**WHAT NEEDS TO BE DONE**:
Write out every single entry exactly.

** Start **

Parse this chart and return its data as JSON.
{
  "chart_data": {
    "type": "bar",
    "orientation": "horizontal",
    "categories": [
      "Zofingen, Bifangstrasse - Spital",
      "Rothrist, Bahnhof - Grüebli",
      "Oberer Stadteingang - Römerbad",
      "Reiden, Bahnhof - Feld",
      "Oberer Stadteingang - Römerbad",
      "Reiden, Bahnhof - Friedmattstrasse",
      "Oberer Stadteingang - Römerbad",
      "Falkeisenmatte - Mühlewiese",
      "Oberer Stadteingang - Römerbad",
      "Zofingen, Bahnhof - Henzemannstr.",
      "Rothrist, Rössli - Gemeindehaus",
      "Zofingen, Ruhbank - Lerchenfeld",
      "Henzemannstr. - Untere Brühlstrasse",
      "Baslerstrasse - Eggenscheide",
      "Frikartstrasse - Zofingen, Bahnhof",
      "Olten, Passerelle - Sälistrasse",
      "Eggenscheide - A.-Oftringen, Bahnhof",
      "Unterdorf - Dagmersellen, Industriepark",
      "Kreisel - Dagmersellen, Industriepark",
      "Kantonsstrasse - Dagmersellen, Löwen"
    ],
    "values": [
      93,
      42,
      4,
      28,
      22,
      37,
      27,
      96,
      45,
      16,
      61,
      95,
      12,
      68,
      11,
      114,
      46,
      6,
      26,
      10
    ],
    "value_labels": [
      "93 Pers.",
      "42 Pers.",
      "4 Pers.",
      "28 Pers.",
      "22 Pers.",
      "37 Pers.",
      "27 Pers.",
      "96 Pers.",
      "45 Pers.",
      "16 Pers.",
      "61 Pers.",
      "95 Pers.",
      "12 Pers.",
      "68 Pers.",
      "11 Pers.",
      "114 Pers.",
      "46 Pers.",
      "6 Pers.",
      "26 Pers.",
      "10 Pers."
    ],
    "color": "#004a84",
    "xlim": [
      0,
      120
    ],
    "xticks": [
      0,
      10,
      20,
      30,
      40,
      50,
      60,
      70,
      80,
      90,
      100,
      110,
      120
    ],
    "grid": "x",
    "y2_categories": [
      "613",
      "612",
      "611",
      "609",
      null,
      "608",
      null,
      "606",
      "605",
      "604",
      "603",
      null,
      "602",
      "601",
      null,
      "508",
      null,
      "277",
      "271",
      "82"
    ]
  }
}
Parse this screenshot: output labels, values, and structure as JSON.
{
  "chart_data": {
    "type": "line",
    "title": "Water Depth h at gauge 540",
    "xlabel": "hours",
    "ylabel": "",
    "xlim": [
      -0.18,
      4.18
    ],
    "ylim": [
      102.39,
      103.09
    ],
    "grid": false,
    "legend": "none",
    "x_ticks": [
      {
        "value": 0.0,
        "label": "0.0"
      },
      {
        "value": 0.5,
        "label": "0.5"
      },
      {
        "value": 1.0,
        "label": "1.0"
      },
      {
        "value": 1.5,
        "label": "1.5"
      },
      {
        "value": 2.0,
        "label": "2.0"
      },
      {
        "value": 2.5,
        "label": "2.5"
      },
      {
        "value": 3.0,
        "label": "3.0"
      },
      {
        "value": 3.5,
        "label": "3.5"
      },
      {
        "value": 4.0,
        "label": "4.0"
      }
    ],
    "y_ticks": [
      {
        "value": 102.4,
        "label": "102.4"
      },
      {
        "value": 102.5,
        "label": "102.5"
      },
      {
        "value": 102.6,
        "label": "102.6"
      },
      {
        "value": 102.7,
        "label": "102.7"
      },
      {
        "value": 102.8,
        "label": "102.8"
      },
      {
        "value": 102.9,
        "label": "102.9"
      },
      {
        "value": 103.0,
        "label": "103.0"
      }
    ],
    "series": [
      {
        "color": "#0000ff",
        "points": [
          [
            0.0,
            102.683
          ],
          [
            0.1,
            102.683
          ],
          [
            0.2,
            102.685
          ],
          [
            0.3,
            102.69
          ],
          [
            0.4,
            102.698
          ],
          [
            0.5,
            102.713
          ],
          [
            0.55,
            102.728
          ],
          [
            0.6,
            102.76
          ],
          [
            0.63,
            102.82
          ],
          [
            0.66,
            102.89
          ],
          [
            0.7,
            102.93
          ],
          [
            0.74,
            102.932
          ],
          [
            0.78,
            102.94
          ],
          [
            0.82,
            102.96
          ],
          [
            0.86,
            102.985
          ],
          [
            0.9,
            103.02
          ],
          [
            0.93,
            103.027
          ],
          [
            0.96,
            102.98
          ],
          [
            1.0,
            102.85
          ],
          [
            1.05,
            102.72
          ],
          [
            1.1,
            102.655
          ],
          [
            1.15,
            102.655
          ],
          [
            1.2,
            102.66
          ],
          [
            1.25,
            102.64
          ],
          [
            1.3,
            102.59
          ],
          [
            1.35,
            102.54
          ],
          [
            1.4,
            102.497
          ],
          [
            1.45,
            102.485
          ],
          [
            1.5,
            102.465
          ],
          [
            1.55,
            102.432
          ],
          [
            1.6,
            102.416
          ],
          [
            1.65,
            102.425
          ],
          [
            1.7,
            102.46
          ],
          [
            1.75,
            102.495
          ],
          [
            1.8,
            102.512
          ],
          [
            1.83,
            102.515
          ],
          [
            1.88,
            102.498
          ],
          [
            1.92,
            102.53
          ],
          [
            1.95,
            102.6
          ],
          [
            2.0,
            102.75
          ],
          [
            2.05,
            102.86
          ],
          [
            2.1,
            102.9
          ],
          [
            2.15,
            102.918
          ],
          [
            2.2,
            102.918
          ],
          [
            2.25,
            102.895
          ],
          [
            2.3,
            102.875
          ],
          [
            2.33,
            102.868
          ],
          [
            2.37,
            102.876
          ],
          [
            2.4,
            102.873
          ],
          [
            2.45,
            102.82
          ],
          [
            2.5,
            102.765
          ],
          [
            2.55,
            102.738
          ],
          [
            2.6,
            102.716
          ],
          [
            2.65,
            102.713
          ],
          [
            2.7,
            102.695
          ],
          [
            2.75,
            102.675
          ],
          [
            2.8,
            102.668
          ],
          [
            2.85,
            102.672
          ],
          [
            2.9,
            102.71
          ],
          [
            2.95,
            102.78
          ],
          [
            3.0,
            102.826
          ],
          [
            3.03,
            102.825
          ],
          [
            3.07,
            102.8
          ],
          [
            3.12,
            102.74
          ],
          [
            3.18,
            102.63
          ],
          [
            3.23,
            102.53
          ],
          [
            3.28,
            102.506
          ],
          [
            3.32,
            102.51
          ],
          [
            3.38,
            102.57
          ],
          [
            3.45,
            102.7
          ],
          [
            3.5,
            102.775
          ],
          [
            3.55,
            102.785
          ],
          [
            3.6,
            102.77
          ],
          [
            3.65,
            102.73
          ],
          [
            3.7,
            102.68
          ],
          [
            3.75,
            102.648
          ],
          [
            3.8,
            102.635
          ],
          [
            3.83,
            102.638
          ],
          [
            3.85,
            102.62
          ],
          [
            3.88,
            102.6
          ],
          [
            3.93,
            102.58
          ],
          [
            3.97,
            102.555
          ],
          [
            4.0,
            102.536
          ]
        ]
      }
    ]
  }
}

** End **

**TASK OUTPUT**:
Parse this chart and return its data as JSON.
{
  "chart_data": {
    "type": "bar",
    "orientation": "horizontal",
    "categories": [
      "Zofingen, Bifangstrasse - Spital",
      "Rothrist, Bahnhof - Grüebli",
      "Oberer Stadteingang - Römerbad",
      "Reiden, Bahnhof - Feld",
      "Oberer Stadteingang - Römerbad",
      "Reiden, Bahnhof - Friedmattstrasse",
      "Oberer Stadteingang - Römerbad",
      "Falkeisenmatte - Mühlewiese",
      "Oberer Stadteingang - Römerbad",
      "Zofingen, Bahnhof - Henzemannstr.",
      "Rothrist, Rössli - Gemeindehaus",
      "Zofingen, Ruhbank - Lerchenfeld",
      "Henzemannstr. - Untere Brühlstrasse",
      "Baslerstrasse - Eggenscheide",
      "Frikartstrasse - Zofingen, Bahnhof",
      "Olten, Passerelle - Sälistrasse",
      "Eggenscheide - A.-Oftringen, Bahnhof",
      "Unterdorf - Dagmersellen, Industriepark",
      "Kreisel - Dagmersellen, Industriepark",
      "Kantonsstrasse - Dagmersellen, Löwen"
    ],
    "values": [
      93,
      42,
      4,
      28,
      22,
      37,
      27,
      96,
      45,
      16,
      61,
      95,
      12,
      68,
      11,
      114,
      46,
      6,
      26,
      10
    ],
    "value_labels": [
      "93 Pers.",
      "42 Pers.",
      "4 Pers.",
      "28 Pers.",
      "22 Pers.",
      "37 Pers.",
      "27 Pers.",
      "96 Pers.",
      "45 Pers.",
      "16 Pers.",
      "61 Pers.",
      "95 Pers.",
      "12 Pers.",
      "68 Pers.",
      "11 Pers.",
      "114 Pers.",
      "46 Pers.",
      "6 Pers.",
      "26 Pers.",
      "10 Pers."
    ],
    "color": "#004a84",
    "xlim": [
      0,
      120
    ],
    "xticks": [
      0,
      10,
      20,
      30,
      40,
      50,
      60,
      70,
      80,
      90,
      100,
      110,
      120
    ],
    "grid": "x",
    "y2_categories": [
      "613",
      "612",
      "611",
      "609",
      null,
      "608",
      null,
      "606",
      "605",
      "604",
      "603",
      null,
      "602",
      "601",
      null,
      "508",
      null,
      "277",
      "271",
      "82"
    ]
  }
}
Parse this screenshot: output labels, values, and structure as JSON.
{
  "chart_data": {
    "type": "line",
    "title": "Water Depth h at gauge 540",
    "xlabel": "hours",
    "ylabel": "",
    "xlim": [
      -0.18,
      4.18
    ],
    "ylim": [
      102.39,
      103.09
    ],
    "grid": false,
    "legend": "none",
    "x_ticks": [
      {
        "value": 0.0,
        "label": "0.0"
      },
      {
        "value": 0.5,
        "label": "0.5"
      },
      {
        "value": 1.0,
        "label": "1.0"
      },
      {
        "value": 1.5,
        "label": "1.5"
      },
      {
        "value": 2.0,
        "label": "2.0"
      },
      {
        "value": 2.5,
        "label": "2.5"
      },
      {
        "value": 3.0,
        "label": "3.0"
      },
      {
        "value": 3.5,
        "label": "3.5"
      },
      {
        "value": 4.0,
        "label": "4.0"
      }
    ],
    "y_ticks": [
      {
        "value": 102.4,
        "label": "102.4"
      },
      {
        "value": 102.5,
        "label": "102.5"
      },
      {
        "value": 102.6,
        "label": "102.6"
      },
      {
        "value": 102.7,
        "label": "102.7"
      },
      {
        "value": 102.8,
        "label": "102.8"
      },
      {
        "value": 102.9,
        "label": "102.9"
      },
      {
        "value": 103.0,
        "label": "103.0"
      }
    ],
    "series": [
      {
        "color": "#0000ff",
        "points": [
          [
            0.0,
            102.683
          ],
          [
            0.1,
            102.683
          ],
          [
            0.2,
            102.685
          ],
          [
            0.3,
            102.69
          ],
          [
            0.4,
            102.698
          ],
          [
            0.5,
            102.713
          ],
          [
            0.55,
            102.728
          ],
          [
            0.6,
            102.76
          ],
          [
            0.63,
            102.82
          ],
          [
            0.66,
            102.89
          ],
          [
            0.7,
            102.93
          ],
          [
            0.74,
            102.932
          ],
          [
            0.78,
            102.94
          ],
          [
            0.82,
            102.96
          ],
          [
            0.86,
            102.985
          ],
          [
            0.9,
            103.02
          ],
          [
            0.93,
            103.027
          ],
          [
            0.96,
            102.98
          ],
          [
            1.0,
            102.85
          ],
          [
            1.05,
            102.72
          ],
          [
            1.1,
            102.655
          ],
          [
            1.15,
            102.655
          ],
          [
            1.2,
            102.66
          ],
          [
            1.25,
            102.64
          ],
          [
            1.3,
            102.59
          ],
          [
            1.35,
            102.54
          ],
          [
            1.4,
            102.497
          ],
          [
            1.45,
            102.485
          ],
          [
            1.5,
            102.465
          ],
          [
            1.55,
            102.432
          ],
          [
            1.6,
            102.416
          ],
          [
            1.65,
            102.425
          ],
          [
            1.7,
            102.46
          ],
          [
            1.75,
            102.495
          ],
          [
            1.8,
            102.512
          ],
          [
            1.83,
            102.515
          ],
          [
            1.88,
            102.498
          ],
          [
            1.92,
            102.53
          ],
          [
            1.95,
            102.6
          ],
          [
            2.0,
            102.75
          ],
          [
            2.05,
            102.86
          ],
          [
            2.1,
            102.9
          ],
          [
            2.15,
            102.918
          ],
          [
            2.2,
            102.918
          ],
          [
            2.25,
            102.895
          ],
          [
            2.3,
            102.875
          ],
          [
            2.33,
            102.868
          ],
          [
            2.37,
            102.876
          ],
          [
            2.4,
            102.873
          ],
          [
            2.45,
            102.82
          ],
          [
            2.5,
            102.765
          ],
          [
            2.55,
            102.738
          ],
          [
            2.6,
            102.716
          ],
          [
            2.65,
            102.713
          ],
          [
            2.7,
            102.695
          ],
          [
            2.75,
            102.675
          ],
          [
            2.8,
            102.668
          ],
          [
            2.85,
            102.672
          ],
          [
            2.9,
            102.71
          ],
          [
            2.95,
            102.78
          ],
          [
            3.0,
            102.826
          ],
          [
            3.03,
            102.825
          ],
          [
            3.07,
            102.8
          ],
          [
            3.12,
            102.74
          ],
          [
            3.18,
            102.63
          ],
          [
            3.23,
            102.53
          ],
          [
            3.28,
            102.506
          ],
          [
            3.32,
            102.51
          ],
          [
            3.38,
            102.57
          ],
          [
            3.45,
            102.7
          ],
          [
            3.5,
            102.775
          ],
          [
            3.55,
            102.785
          ],
          [
            3.6,
            102.77
          ],
          [
            3.65,
            102.73
          ],
          [
            3.7,
            102.68
          ],
          [
            3.75,
            102.648
          ],
          [
            3.8,
            102.635
          ],
          [
            3.83,
            102.638
          ],
          [
            3.85,
            102.62
          ],
          [
            3.88,
            102.6
          ],
          [
            3.93,
            102.58
          ],
          [
            3.97,
            102.555
          ],
          [
            4.0,
            102.536
          ]
        ]
      }
    ]
  }
}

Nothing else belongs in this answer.